WHAT IS ASKED :: Each entry below should be echoed exactly, with pictures omitted.
....
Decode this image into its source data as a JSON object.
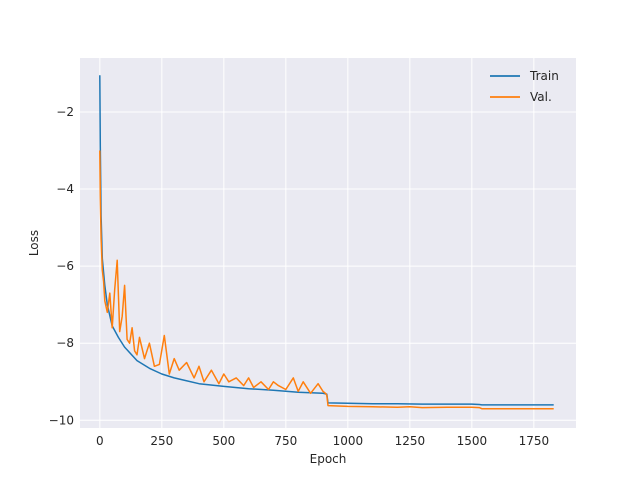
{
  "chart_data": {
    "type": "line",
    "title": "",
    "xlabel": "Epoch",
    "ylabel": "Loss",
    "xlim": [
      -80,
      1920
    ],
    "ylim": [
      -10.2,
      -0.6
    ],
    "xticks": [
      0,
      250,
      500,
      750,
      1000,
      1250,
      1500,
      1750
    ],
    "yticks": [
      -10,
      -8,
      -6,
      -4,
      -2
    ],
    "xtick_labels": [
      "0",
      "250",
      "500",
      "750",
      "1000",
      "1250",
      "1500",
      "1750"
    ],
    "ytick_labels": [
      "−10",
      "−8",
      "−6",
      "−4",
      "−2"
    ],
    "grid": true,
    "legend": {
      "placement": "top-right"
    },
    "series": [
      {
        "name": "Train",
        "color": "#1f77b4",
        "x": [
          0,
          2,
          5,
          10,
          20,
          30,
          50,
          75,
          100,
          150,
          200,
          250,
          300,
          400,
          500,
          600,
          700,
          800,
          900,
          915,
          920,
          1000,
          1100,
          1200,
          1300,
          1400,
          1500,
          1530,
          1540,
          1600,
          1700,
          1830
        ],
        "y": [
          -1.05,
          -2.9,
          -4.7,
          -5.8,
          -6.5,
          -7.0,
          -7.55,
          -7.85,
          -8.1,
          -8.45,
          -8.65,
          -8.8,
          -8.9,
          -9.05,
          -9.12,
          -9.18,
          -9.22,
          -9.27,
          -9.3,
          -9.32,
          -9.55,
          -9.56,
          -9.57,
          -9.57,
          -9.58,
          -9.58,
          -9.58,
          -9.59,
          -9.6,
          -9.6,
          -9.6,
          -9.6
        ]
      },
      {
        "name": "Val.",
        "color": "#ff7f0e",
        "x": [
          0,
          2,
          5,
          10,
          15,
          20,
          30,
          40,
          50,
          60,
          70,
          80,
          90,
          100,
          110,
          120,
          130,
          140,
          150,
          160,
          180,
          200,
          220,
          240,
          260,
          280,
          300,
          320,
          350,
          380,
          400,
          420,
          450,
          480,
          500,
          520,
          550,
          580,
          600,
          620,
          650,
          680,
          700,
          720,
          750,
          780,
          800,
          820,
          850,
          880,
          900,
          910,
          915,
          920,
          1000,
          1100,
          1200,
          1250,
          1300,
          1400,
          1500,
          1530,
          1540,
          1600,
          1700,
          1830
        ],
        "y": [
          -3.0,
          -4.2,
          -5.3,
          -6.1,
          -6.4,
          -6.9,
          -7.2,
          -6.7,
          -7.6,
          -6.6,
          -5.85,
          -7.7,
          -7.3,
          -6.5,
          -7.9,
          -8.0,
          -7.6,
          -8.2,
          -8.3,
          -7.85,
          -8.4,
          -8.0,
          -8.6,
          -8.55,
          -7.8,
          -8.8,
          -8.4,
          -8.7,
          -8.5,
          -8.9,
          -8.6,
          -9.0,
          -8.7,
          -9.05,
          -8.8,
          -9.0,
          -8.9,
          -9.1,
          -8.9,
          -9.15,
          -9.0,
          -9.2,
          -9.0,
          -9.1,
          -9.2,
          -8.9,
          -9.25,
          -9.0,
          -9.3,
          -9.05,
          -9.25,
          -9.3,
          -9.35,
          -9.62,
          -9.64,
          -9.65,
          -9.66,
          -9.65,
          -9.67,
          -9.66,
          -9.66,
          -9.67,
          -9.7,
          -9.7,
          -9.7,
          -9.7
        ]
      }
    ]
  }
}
....
SOLUTION TO THIS EXERCISE ::
Decode this image into its source data as a JSON object.
{
  "chart_data": {
    "type": "line",
    "title": "",
    "xlabel": "Epoch",
    "ylabel": "Loss",
    "xlim": [
      -80,
      1920
    ],
    "ylim": [
      -10.2,
      -0.6
    ],
    "xticks": [
      0,
      250,
      500,
      750,
      1000,
      1250,
      1500,
      1750
    ],
    "yticks": [
      -10,
      -8,
      -6,
      -4,
      -2
    ],
    "xtick_labels": [
      "0",
      "250",
      "500",
      "750",
      "1000",
      "1250",
      "1500",
      "1750"
    ],
    "ytick_labels": [
      "−10",
      "−8",
      "−6",
      "−4",
      "−2"
    ],
    "grid": true,
    "legend": {
      "placement": "top-right"
    },
    "series": [
      {
        "name": "Train",
        "color": "#1f77b4",
        "x": [
          0,
          2,
          5,
          10,
          20,
          30,
          50,
          75,
          100,
          150,
          200,
          250,
          300,
          400,
          500,
          600,
          700,
          800,
          900,
          915,
          920,
          1000,
          1100,
          1200,
          1300,
          1400,
          1500,
          1530,
          1540,
          1600,
          1700,
          1830
        ],
        "y": [
          -1.05,
          -2.9,
          -4.7,
          -5.8,
          -6.5,
          -7.0,
          -7.55,
          -7.85,
          -8.1,
          -8.45,
          -8.65,
          -8.8,
          -8.9,
          -9.05,
          -9.12,
          -9.18,
          -9.22,
          -9.27,
          -9.3,
          -9.32,
          -9.55,
          -9.56,
          -9.57,
          -9.57,
          -9.58,
          -9.58,
          -9.58,
          -9.59,
          -9.6,
          -9.6,
          -9.6,
          -9.6
        ]
      },
      {
        "name": "Val.",
        "color": "#ff7f0e",
        "x": [
          0,
          2,
          5,
          10,
          15,
          20,
          30,
          40,
          50,
          60,
          70,
          80,
          90,
          100,
          110,
          120,
          130,
          140,
          150,
          160,
          180,
          200,
          220,
          240,
          260,
          280,
          300,
          320,
          350,
          380,
          400,
          420,
          450,
          480,
          500,
          520,
          550,
          580,
          600,
          620,
          650,
          680,
          700,
          720,
          750,
          780,
          800,
          820,
          850,
          880,
          900,
          910,
          915,
          920,
          1000,
          1100,
          1200,
          1250,
          1300,
          1400,
          1500,
          1530,
          1540,
          1600,
          1700,
          1830
        ],
        "y": [
          -3.0,
          -4.2,
          -5.3,
          -6.1,
          -6.4,
          -6.9,
          -7.2,
          -6.7,
          -7.6,
          -6.6,
          -5.85,
          -7.7,
          -7.3,
          -6.5,
          -7.9,
          -8.0,
          -7.6,
          -8.2,
          -8.3,
          -7.85,
          -8.4,
          -8.0,
          -8.6,
          -8.55,
          -7.8,
          -8.8,
          -8.4,
          -8.7,
          -8.5,
          -8.9,
          -8.6,
          -9.0,
          -8.7,
          -9.05,
          -8.8,
          -9.0,
          -8.9,
          -9.1,
          -8.9,
          -9.15,
          -9.0,
          -9.2,
          -9.0,
          -9.1,
          -9.2,
          -8.9,
          -9.25,
          -9.0,
          -9.3,
          -9.05,
          -9.25,
          -9.3,
          -9.35,
          -9.62,
          -9.64,
          -9.65,
          -9.66,
          -9.65,
          -9.67,
          -9.66,
          -9.66,
          -9.67,
          -9.7,
          -9.7,
          -9.7,
          -9.7
        ]
      }
    ]
  }
}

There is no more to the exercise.